>> START DATASET

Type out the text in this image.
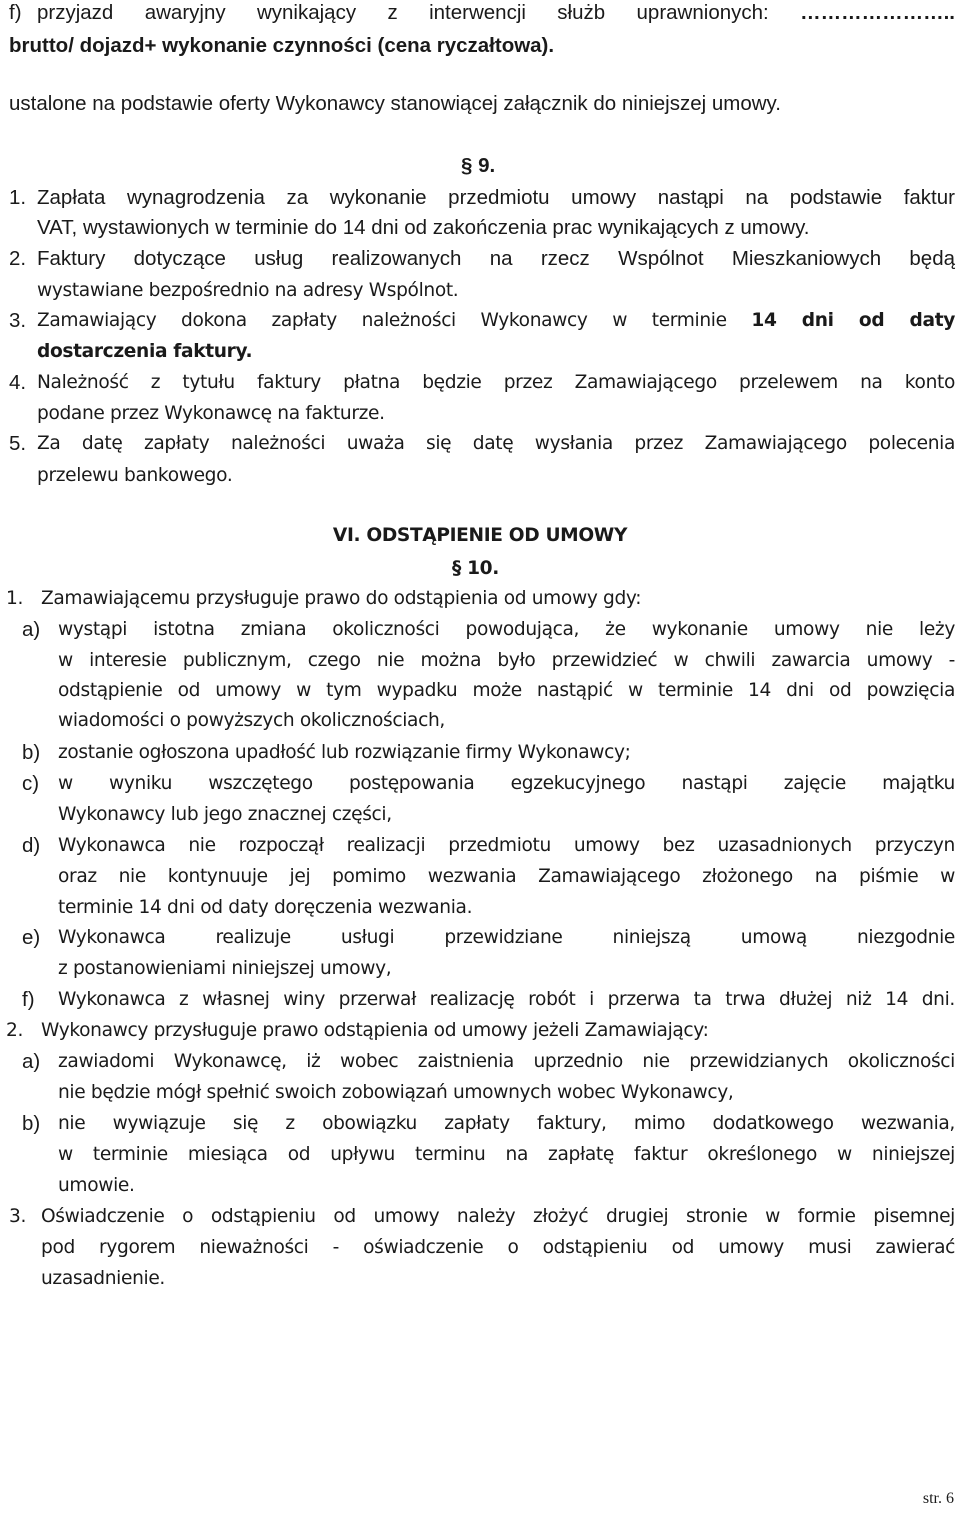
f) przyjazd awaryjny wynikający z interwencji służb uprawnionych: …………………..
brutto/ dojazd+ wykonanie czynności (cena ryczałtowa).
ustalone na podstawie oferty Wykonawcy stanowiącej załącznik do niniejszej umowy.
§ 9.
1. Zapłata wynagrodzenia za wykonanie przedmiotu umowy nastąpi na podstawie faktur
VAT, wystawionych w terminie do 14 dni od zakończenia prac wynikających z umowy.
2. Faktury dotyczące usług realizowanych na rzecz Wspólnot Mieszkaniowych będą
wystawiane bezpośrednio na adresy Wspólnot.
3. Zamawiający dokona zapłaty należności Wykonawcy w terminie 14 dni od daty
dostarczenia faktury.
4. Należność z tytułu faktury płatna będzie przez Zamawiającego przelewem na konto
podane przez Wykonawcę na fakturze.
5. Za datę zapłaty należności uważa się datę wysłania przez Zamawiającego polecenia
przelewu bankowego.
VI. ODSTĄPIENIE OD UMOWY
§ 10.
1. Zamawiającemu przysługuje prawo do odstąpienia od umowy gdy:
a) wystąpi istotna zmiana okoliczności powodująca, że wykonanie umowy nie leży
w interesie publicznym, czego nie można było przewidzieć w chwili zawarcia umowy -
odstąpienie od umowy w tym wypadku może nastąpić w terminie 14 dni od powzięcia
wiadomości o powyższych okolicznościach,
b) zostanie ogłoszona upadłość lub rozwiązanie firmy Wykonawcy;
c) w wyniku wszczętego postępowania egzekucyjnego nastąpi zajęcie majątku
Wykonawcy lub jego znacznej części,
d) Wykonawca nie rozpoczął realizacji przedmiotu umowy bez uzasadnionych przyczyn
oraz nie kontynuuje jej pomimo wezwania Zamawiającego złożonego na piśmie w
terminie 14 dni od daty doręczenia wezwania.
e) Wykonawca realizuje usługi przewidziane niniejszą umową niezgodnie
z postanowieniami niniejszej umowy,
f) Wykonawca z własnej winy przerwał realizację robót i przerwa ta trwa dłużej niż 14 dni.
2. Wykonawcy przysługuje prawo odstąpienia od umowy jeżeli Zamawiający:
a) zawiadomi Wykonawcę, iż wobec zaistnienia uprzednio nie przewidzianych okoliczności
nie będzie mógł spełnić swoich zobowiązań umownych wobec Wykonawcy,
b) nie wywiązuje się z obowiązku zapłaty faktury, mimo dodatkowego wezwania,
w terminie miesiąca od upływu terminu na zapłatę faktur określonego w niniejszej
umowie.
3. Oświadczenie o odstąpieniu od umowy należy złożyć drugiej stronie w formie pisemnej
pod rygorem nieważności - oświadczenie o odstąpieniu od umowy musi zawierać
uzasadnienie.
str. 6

>> END DATASET

THE TASK
Check each line in the records for the word "daty" and say how many have it, with nothing else.

RESULT OF THIS EXERCISE
2